(Stored records)
▬▬▬▬▬▬

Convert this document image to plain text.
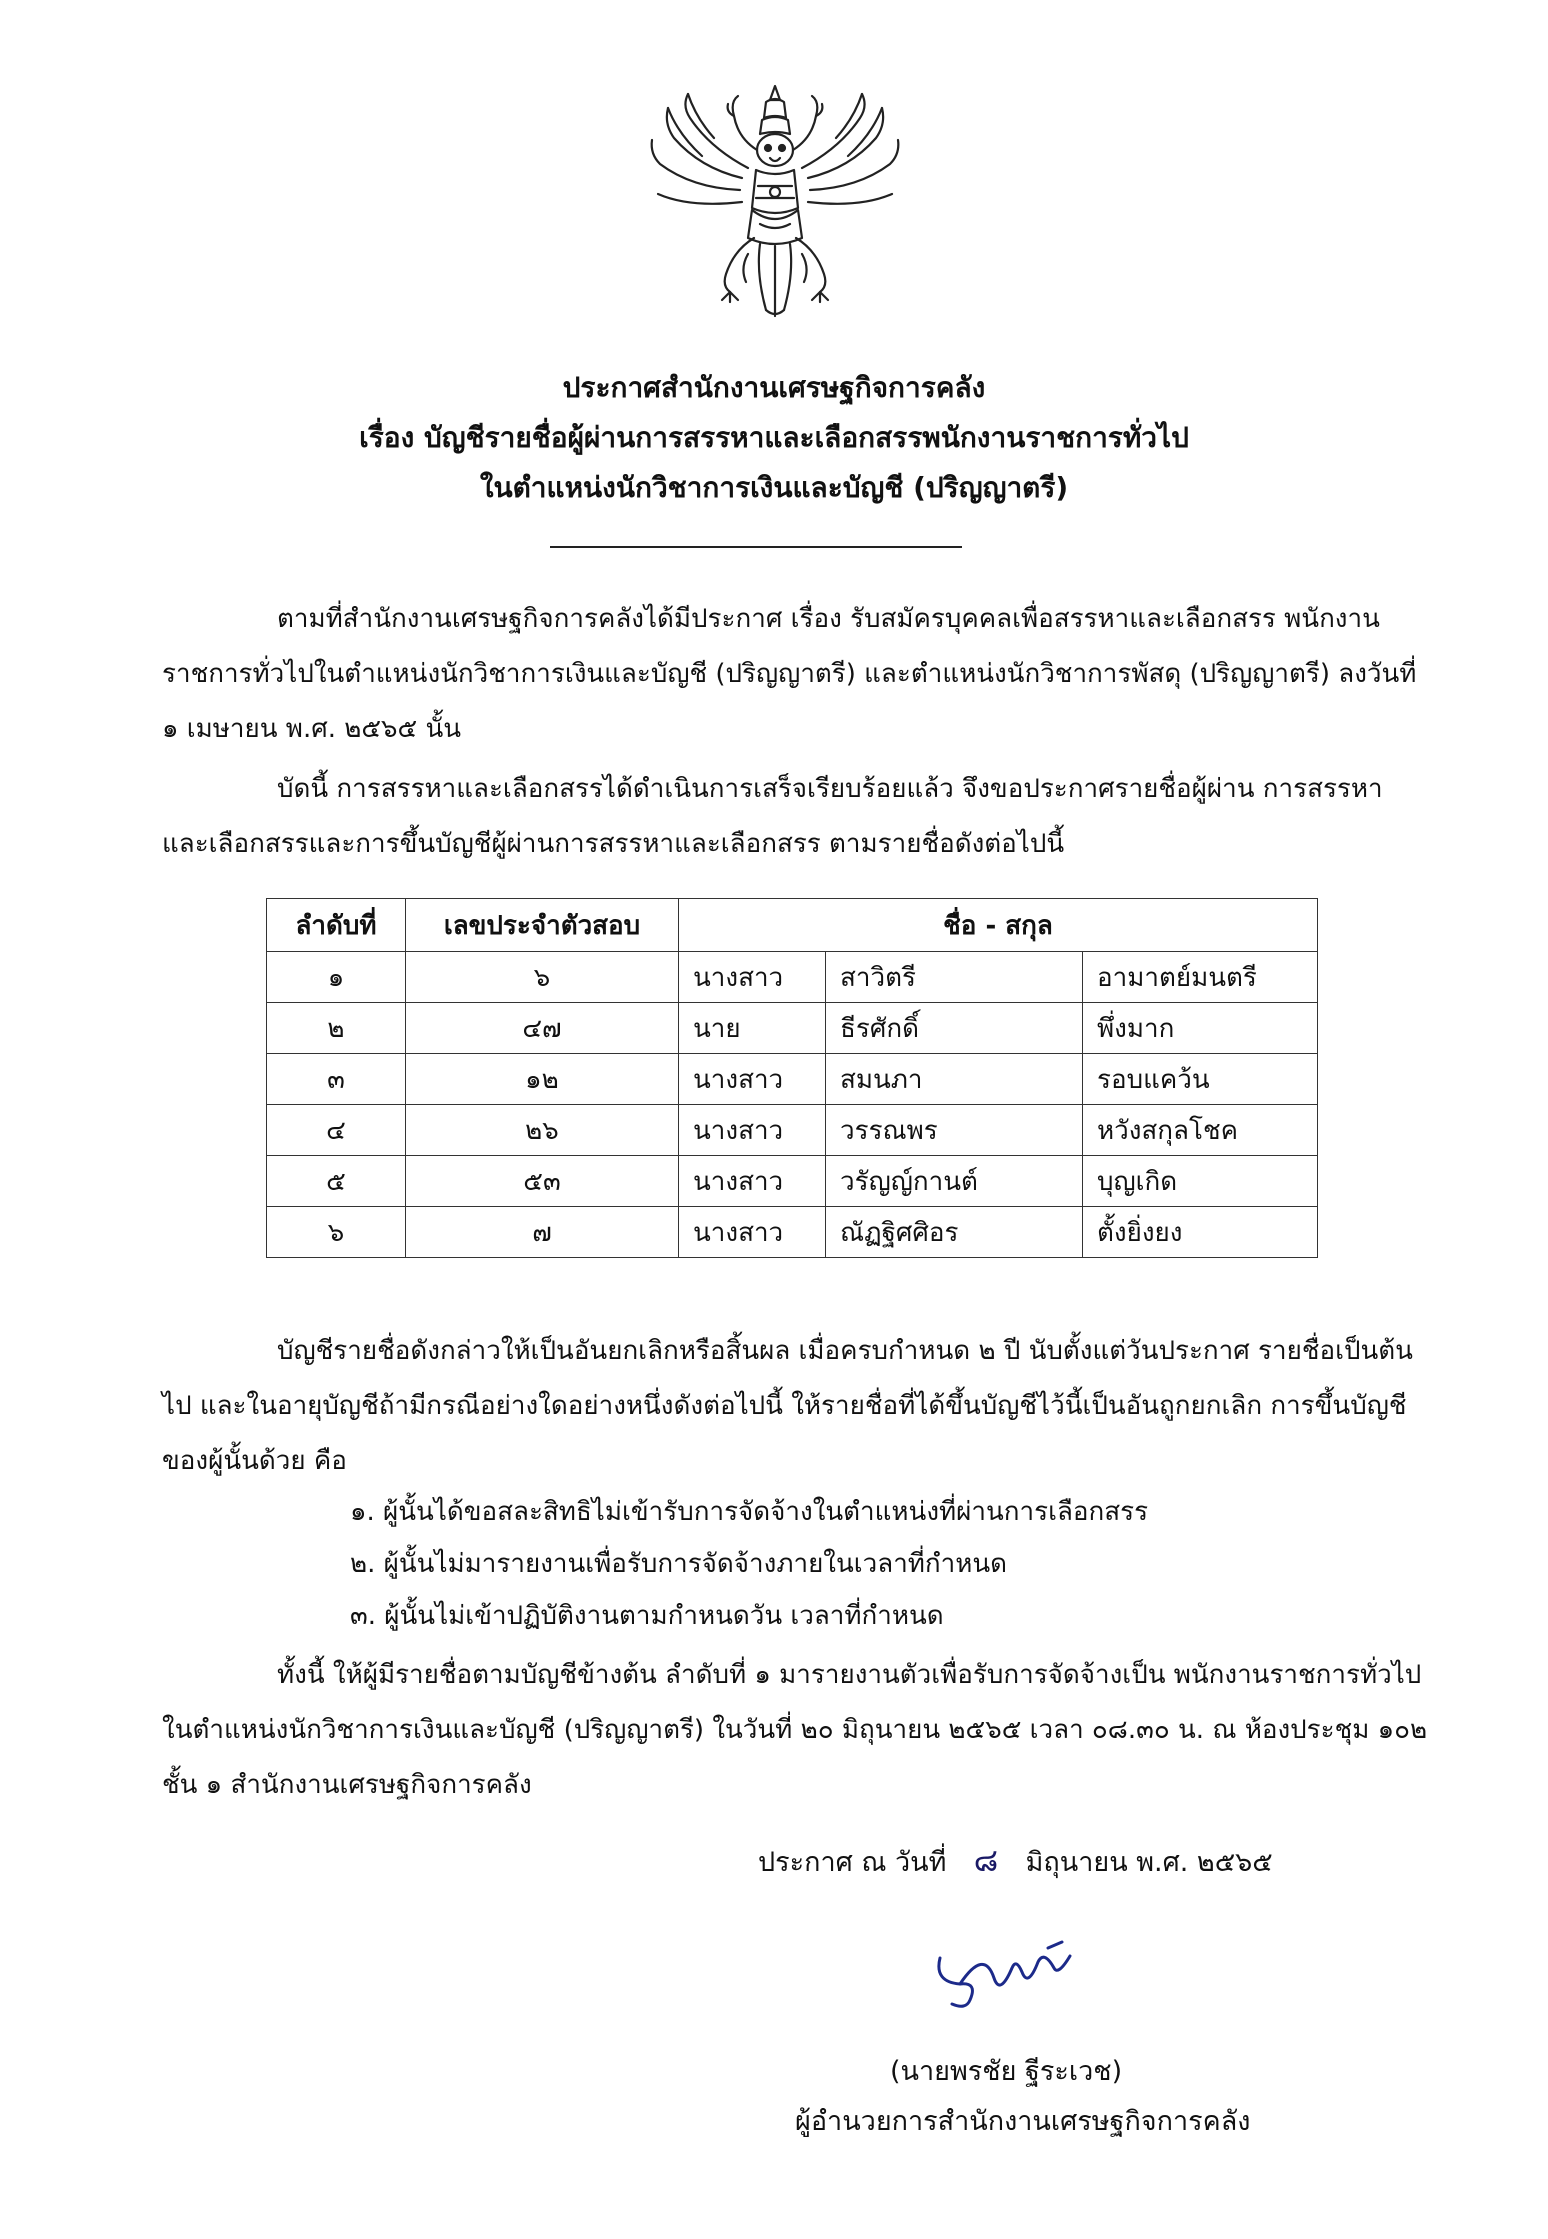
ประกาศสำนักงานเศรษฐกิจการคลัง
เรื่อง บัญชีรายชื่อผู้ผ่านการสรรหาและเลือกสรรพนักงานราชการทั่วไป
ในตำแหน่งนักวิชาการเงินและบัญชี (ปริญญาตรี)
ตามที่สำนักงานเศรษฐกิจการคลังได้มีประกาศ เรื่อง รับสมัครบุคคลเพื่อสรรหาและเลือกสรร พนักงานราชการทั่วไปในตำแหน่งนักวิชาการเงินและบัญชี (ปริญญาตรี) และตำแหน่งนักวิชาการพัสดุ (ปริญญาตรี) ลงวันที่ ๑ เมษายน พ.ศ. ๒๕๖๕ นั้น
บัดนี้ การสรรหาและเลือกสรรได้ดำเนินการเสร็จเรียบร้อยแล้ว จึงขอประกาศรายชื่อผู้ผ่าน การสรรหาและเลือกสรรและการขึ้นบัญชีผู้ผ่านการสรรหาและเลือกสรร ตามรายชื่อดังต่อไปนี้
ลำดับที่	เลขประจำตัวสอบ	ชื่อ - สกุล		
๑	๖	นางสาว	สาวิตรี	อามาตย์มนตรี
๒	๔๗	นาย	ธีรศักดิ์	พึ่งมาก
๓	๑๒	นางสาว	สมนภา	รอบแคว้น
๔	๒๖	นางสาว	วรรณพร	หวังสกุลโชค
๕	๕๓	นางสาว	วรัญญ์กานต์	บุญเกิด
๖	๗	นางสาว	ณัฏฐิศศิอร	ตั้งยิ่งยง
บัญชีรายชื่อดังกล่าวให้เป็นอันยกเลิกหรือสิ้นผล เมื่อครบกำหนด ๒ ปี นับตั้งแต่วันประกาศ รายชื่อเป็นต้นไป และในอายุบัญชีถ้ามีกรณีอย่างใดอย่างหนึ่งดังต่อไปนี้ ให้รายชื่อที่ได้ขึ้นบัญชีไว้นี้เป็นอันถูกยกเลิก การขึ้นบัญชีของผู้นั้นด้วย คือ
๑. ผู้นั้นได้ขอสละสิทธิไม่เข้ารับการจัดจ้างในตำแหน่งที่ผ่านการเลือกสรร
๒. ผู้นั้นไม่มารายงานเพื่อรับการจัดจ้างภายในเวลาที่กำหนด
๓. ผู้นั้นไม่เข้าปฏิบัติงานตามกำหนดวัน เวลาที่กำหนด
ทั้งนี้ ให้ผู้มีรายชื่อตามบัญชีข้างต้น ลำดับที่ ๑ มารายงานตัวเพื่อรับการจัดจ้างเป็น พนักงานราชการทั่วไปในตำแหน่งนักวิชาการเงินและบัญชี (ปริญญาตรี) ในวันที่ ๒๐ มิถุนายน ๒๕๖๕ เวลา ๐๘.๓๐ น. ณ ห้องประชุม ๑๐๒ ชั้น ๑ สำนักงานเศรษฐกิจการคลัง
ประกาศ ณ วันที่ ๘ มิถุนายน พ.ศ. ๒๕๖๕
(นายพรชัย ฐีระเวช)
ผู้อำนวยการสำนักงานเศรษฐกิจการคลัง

▬▬▬▬▬▬

Copy each line of the entries that includes the word "นายน".

### Correct response
ทั้งนี้ ให้ผู้มีรายชื่อตามบัญชีข้างต้น ลำดับที่ ๑ มารายงานตัวเพื่อรับการจัดจ้างเป็น พนักงานราชการทั่วไปในตำแหน่งนักวิชาการเงินและบัญชี (ปริญญาตรี) ในวันที่ ๒๐ มิถุนายน ๒๕๖๕ เวลา ๐๘.๓๐ น. ณ ห้องประชุม ๑๐๒ ชั้น ๑ สำนักงานเศรษฐกิจการคลัง
ประกาศ ณ วันที่ ๘ มิถุนายน พ.ศ. ๒๕๖๕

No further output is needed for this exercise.